▶ _Stated problem_: Your task is to output the data exactly as it stands.

▶ _Provided records_:
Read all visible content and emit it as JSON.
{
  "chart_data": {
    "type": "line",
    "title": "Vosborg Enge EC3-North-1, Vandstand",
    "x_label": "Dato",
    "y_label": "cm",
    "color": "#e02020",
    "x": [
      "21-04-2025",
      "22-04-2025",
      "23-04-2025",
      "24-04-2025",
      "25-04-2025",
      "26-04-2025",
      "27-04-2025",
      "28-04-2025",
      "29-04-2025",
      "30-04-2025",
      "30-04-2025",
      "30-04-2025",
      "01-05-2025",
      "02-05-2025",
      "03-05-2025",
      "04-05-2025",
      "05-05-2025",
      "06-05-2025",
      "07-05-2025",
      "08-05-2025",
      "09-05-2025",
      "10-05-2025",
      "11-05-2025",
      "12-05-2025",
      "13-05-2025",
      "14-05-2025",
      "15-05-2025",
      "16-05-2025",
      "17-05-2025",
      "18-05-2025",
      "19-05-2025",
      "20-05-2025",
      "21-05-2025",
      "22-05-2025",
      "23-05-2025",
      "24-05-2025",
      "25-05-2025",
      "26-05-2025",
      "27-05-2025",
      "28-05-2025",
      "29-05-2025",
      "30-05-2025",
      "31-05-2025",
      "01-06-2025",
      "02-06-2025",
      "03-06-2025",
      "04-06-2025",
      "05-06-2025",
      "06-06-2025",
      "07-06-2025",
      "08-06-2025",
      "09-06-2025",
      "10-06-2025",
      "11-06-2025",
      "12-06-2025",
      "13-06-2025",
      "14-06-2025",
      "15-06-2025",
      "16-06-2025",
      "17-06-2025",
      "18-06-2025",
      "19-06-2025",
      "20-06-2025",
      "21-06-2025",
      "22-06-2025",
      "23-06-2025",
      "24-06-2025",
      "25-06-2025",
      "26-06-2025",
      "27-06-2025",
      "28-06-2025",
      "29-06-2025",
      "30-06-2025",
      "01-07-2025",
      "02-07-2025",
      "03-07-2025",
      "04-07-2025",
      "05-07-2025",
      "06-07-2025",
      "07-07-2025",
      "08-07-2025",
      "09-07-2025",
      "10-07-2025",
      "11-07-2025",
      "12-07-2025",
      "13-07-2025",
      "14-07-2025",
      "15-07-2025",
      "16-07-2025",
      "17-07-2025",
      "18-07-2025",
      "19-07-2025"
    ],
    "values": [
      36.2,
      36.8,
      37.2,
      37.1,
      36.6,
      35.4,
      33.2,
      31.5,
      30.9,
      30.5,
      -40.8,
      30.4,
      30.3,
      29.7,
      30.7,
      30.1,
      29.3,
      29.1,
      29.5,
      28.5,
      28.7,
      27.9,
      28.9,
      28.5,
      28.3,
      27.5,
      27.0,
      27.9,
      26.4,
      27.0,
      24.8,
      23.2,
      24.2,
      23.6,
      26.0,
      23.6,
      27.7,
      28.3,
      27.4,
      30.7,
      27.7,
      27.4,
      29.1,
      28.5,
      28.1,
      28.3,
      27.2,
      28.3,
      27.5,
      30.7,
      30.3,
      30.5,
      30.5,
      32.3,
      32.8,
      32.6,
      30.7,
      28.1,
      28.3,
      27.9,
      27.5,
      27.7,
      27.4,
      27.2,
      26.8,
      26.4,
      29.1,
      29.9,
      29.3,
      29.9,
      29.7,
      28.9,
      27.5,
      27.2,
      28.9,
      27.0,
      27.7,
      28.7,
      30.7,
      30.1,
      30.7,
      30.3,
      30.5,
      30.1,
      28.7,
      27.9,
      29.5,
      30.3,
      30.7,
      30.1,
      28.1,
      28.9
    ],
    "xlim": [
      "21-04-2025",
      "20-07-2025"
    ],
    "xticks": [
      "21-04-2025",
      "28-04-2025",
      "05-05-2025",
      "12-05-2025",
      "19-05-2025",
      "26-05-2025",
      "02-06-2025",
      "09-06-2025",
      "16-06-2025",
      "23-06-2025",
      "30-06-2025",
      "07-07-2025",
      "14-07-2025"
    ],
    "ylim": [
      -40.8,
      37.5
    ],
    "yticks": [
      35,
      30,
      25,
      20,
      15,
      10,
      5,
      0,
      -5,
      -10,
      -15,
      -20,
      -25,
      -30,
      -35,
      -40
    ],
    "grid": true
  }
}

▶ _Worked answer_:
Read all visible content and emit it as JSON.
{
  "chart_data": {
    "type": "line",
    "title": "Vosborg Enge EC3-North-1, Vandstand",
    "x_label": "Dato",
    "y_label": "cm",
    "color": "#e02020",
    "x": [
      "21-04-2025",
      "22-04-2025",
      "23-04-2025",
      "24-04-2025",
      "25-04-2025",
      "26-04-2025",
      "27-04-2025",
      "28-04-2025",
      "29-04-2025",
      "30-04-2025",
      "30-04-2025",
      "30-04-2025",
      "01-05-2025",
      "02-05-2025",
      "03-05-2025",
      "04-05-2025",
      "05-05-2025",
      "06-05-2025",
      "07-05-2025",
      "08-05-2025",
      "09-05-2025",
      "10-05-2025",
      "11-05-2025",
      "12-05-2025",
      "13-05-2025",
      "14-05-2025",
      "15-05-2025",
      "16-05-2025",
      "17-05-2025",
      "18-05-2025",
      "19-05-2025",
      "20-05-2025",
      "21-05-2025",
      "22-05-2025",
      "23-05-2025",
      "24-05-2025",
      "25-05-2025",
      "26-05-2025",
      "27-05-2025",
      "28-05-2025",
      "29-05-2025",
      "30-05-2025",
      "31-05-2025",
      "01-06-2025",
      "02-06-2025",
      "03-06-2025",
      "04-06-2025",
      "05-06-2025",
      "06-06-2025",
      "07-06-2025",
      "08-06-2025",
      "09-06-2025",
      "10-06-2025",
      "11-06-2025",
      "12-06-2025",
      "13-06-2025",
      "14-06-2025",
      "15-06-2025",
      "16-06-2025",
      "17-06-2025",
      "18-06-2025",
      "19-06-2025",
      "20-06-2025",
      "21-06-2025",
      "22-06-2025",
      "23-06-2025",
      "24-06-2025",
      "25-06-2025",
      "26-06-2025",
      "27-06-2025",
      "28-06-2025",
      "29-06-2025",
      "30-06-2025",
      "01-07-2025",
      "02-07-2025",
      "03-07-2025",
      "04-07-2025",
      "05-07-2025",
      "06-07-2025",
      "07-07-2025",
      "08-07-2025",
      "09-07-2025",
      "10-07-2025",
      "11-07-2025",
      "12-07-2025",
      "13-07-2025",
      "14-07-2025",
      "15-07-2025",
      "16-07-2025",
      "17-07-2025",
      "18-07-2025",
      "19-07-2025"
    ],
    "values": [
      36.2,
      36.8,
      37.2,
      37.1,
      36.6,
      35.4,
      33.2,
      31.5,
      30.9,
      30.5,
      -40.8,
      30.4,
      30.3,
      29.7,
      30.7,
      30.1,
      29.3,
      29.1,
      29.5,
      28.5,
      28.7,
      27.9,
      28.9,
      28.5,
      28.3,
      27.5,
      27.0,
      27.9,
      26.4,
      27.0,
      24.8,
      23.2,
      24.2,
      23.6,
      26.0,
      23.6,
      27.7,
      28.3,
      27.4,
      30.7,
      27.7,
      27.4,
      29.1,
      28.5,
      28.1,
      28.3,
      27.2,
      28.3,
      27.5,
      30.7,
      30.3,
      30.5,
      30.5,
      32.3,
      32.8,
      32.6,
      30.7,
      28.1,
      28.3,
      27.9,
      27.5,
      27.7,
      27.4,
      27.2,
      26.8,
      26.4,
      29.1,
      29.9,
      29.3,
      29.9,
      29.7,
      28.9,
      27.5,
      27.2,
      28.9,
      27.0,
      27.7,
      28.7,
      30.7,
      30.1,
      30.7,
      30.3,
      30.5,
      30.1,
      28.7,
      27.9,
      29.5,
      30.3,
      30.7,
      30.1,
      28.1,
      28.9
    ],
    "xlim": [
      "21-04-2025",
      "20-07-2025"
    ],
    "xticks": [
      "21-04-2025",
      "28-04-2025",
      "05-05-2025",
      "12-05-2025",
      "19-05-2025",
      "26-05-2025",
      "02-06-2025",
      "09-06-2025",
      "16-06-2025",
      "23-06-2025",
      "30-06-2025",
      "07-07-2025",
      "14-07-2025"
    ],
    "ylim": [
      -40.8,
      37.5
    ],
    "yticks": [
      35,
      30,
      25,
      20,
      15,
      10,
      5,
      0,
      -5,
      -10,
      -15,
      -20,
      -25,
      -30,
      -35,
      -40
    ],
    "grid": true
  }
}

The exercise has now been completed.